**Exercise task**
Go through the listing below and gather every line with the word "content".

**Given records**
_ _ _ _
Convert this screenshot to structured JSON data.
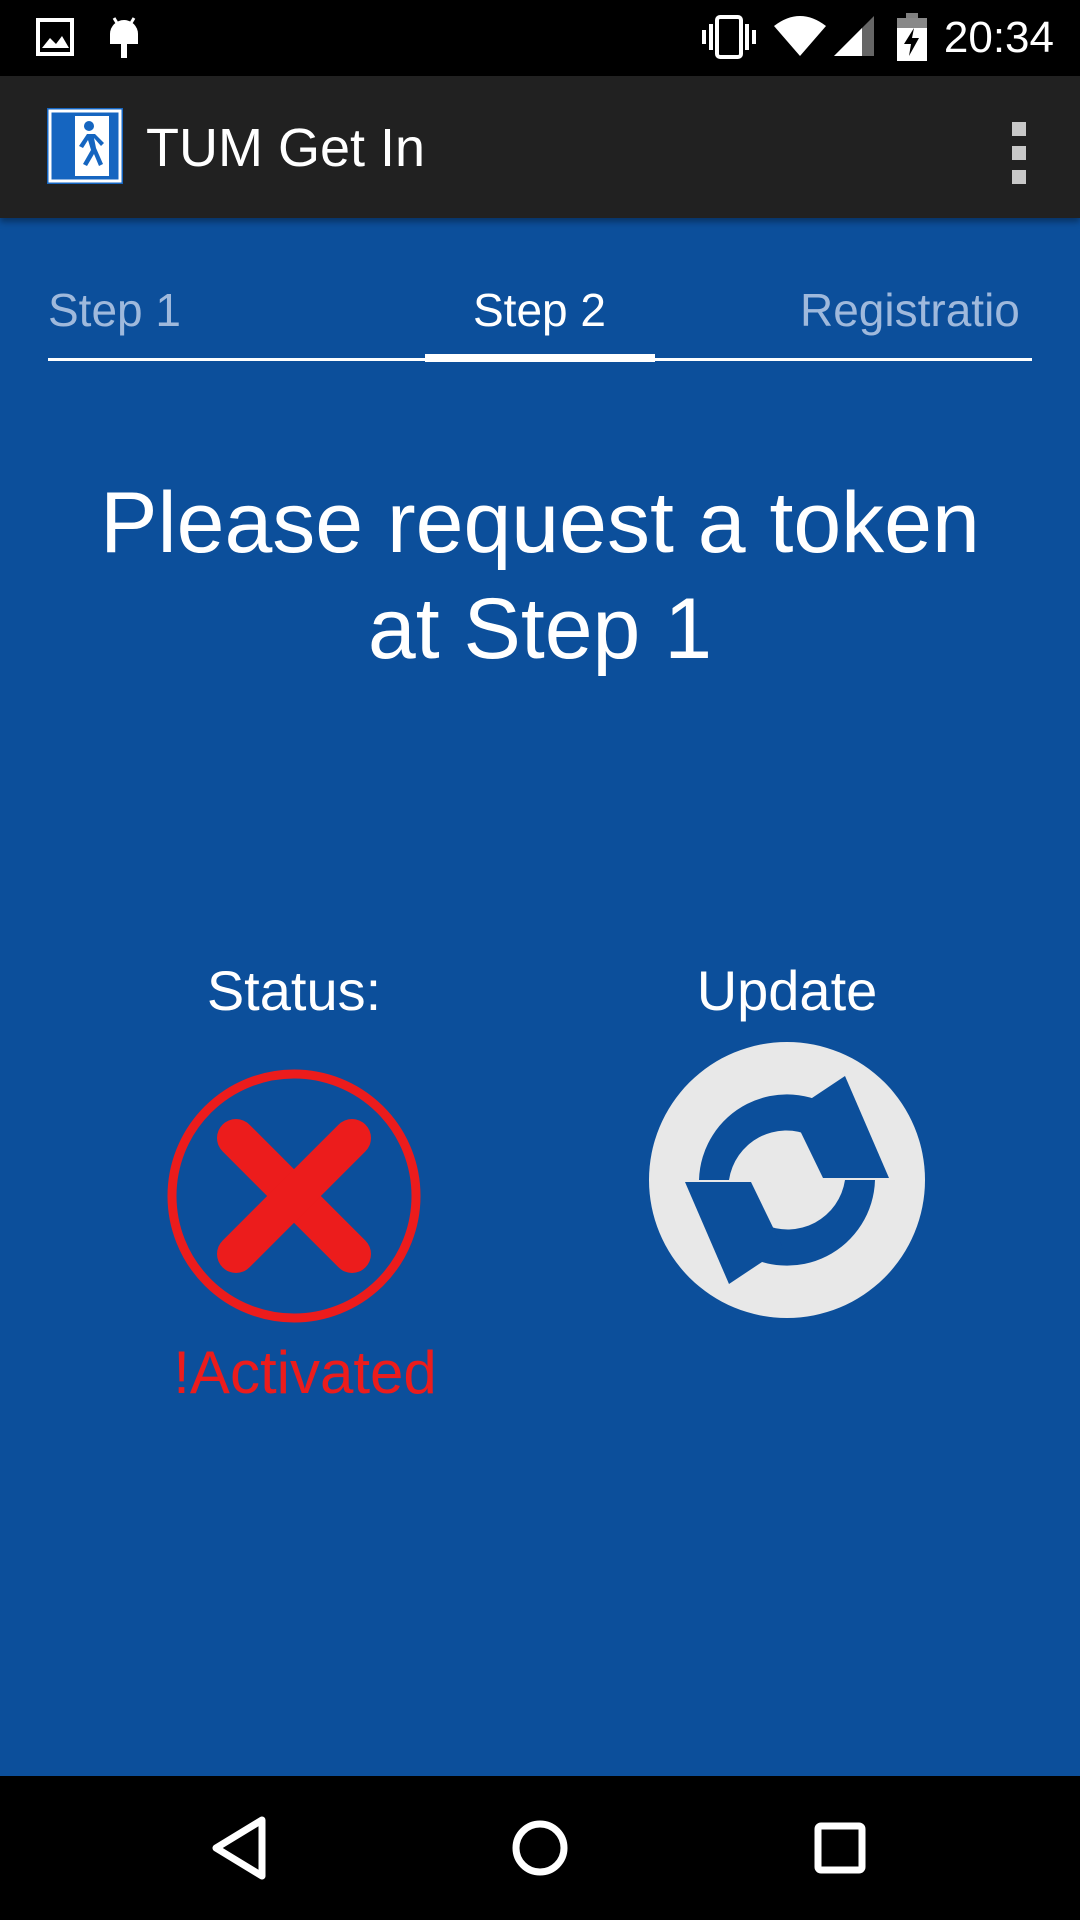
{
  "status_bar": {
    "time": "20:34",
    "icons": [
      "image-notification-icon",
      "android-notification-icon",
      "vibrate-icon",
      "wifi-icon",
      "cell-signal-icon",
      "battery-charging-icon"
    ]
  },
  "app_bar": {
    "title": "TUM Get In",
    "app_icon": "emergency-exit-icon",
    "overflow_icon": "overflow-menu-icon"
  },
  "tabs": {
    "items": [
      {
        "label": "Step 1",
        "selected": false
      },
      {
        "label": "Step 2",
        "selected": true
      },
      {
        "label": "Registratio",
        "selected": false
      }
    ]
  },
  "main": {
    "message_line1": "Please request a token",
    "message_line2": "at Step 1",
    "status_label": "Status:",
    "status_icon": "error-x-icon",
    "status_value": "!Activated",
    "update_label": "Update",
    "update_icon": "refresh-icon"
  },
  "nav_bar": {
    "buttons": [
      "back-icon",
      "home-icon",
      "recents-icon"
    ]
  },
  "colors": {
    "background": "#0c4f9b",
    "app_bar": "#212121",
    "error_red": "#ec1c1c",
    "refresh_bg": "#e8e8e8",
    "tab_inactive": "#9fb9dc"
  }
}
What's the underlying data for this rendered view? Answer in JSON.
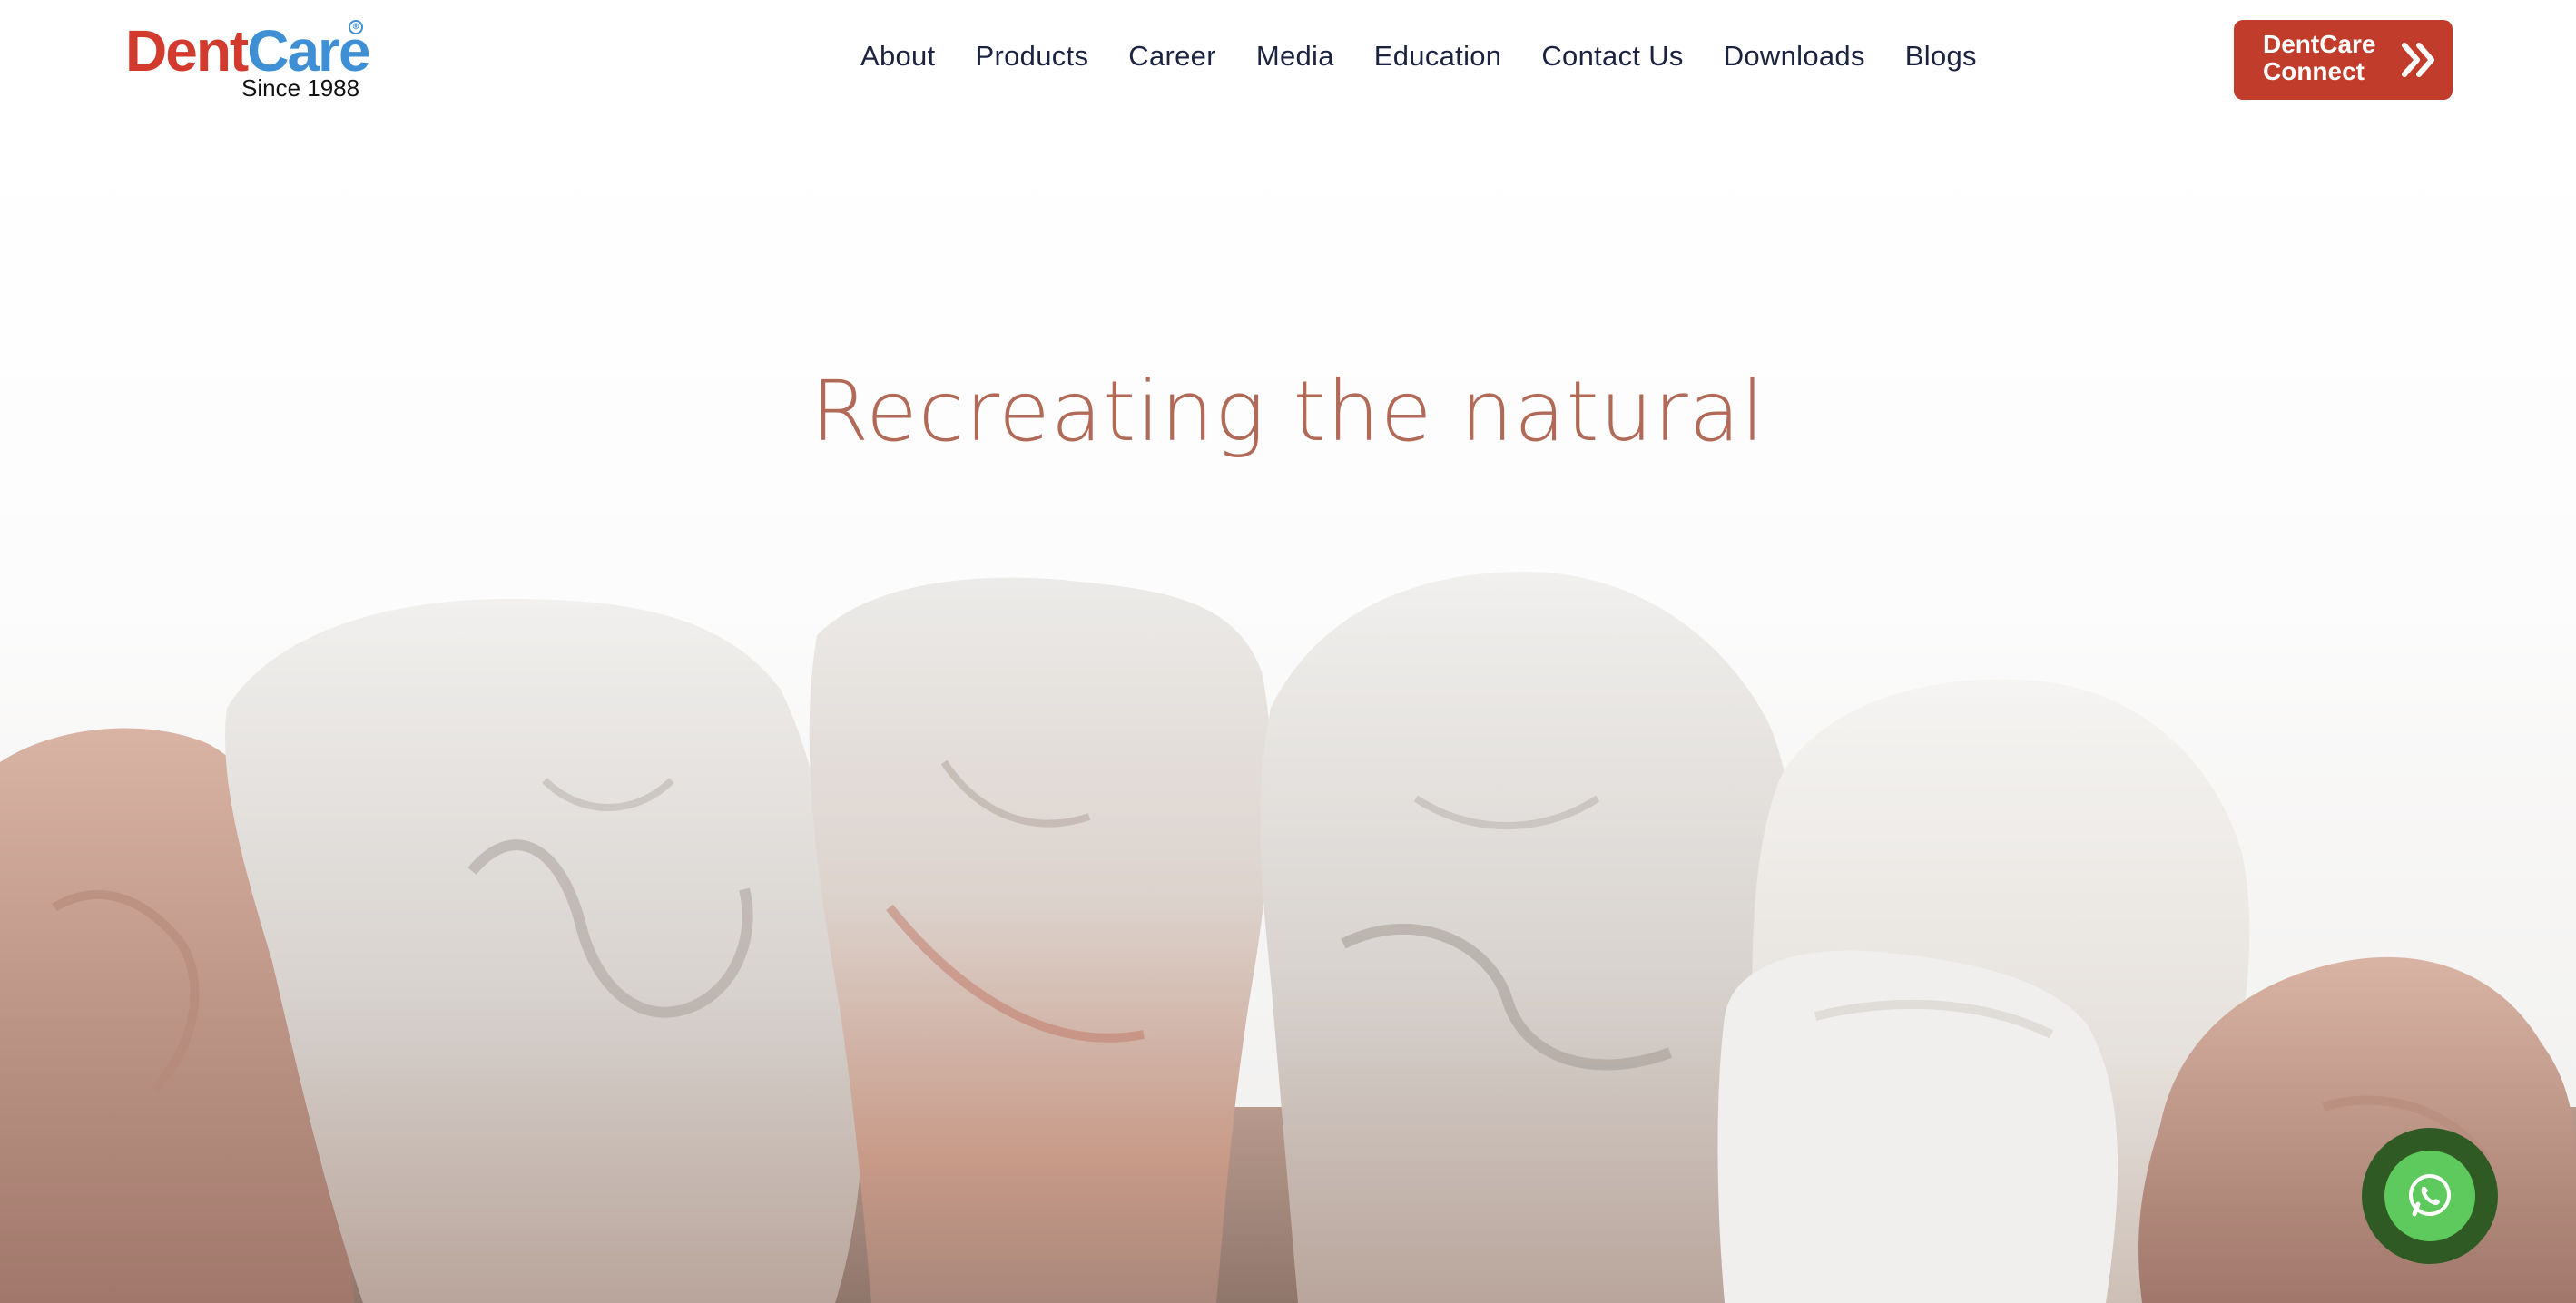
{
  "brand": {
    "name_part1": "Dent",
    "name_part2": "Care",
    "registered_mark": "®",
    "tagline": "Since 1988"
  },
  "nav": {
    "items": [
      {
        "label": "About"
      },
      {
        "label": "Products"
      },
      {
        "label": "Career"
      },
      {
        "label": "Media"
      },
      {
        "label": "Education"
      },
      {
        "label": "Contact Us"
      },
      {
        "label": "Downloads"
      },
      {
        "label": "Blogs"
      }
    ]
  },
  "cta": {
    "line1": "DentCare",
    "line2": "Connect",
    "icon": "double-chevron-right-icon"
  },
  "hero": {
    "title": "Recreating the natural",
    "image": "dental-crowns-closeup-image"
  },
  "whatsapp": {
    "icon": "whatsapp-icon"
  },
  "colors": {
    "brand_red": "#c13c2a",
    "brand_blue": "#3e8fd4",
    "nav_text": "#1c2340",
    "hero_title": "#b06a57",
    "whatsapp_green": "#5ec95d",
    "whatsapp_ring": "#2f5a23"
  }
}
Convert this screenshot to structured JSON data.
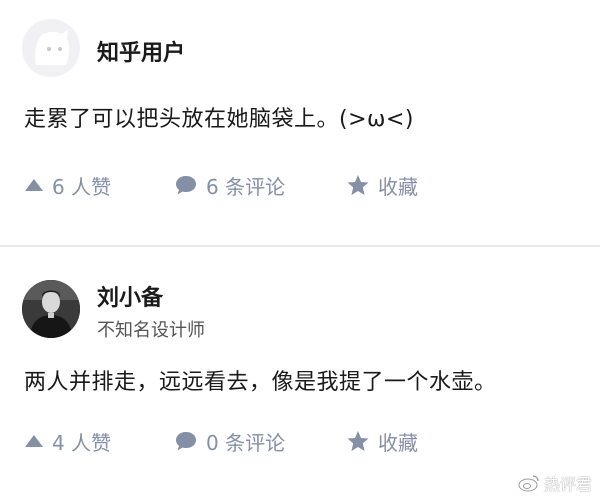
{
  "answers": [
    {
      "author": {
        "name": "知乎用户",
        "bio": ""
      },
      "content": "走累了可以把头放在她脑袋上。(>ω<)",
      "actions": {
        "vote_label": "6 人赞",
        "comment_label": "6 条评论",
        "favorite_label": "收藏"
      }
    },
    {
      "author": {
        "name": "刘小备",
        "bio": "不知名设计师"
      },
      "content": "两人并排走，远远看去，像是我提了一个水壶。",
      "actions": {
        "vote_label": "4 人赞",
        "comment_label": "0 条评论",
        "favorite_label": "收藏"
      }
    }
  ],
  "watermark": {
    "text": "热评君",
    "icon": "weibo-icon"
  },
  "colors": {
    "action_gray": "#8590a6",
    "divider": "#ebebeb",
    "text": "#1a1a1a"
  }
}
_ _ _ _
**Solution for this task**
      "content": "走累了可以把头放在她脑袋上。(>ω<)",
      "content": "两人并排走，远远看去，像是我提了一个水壶。",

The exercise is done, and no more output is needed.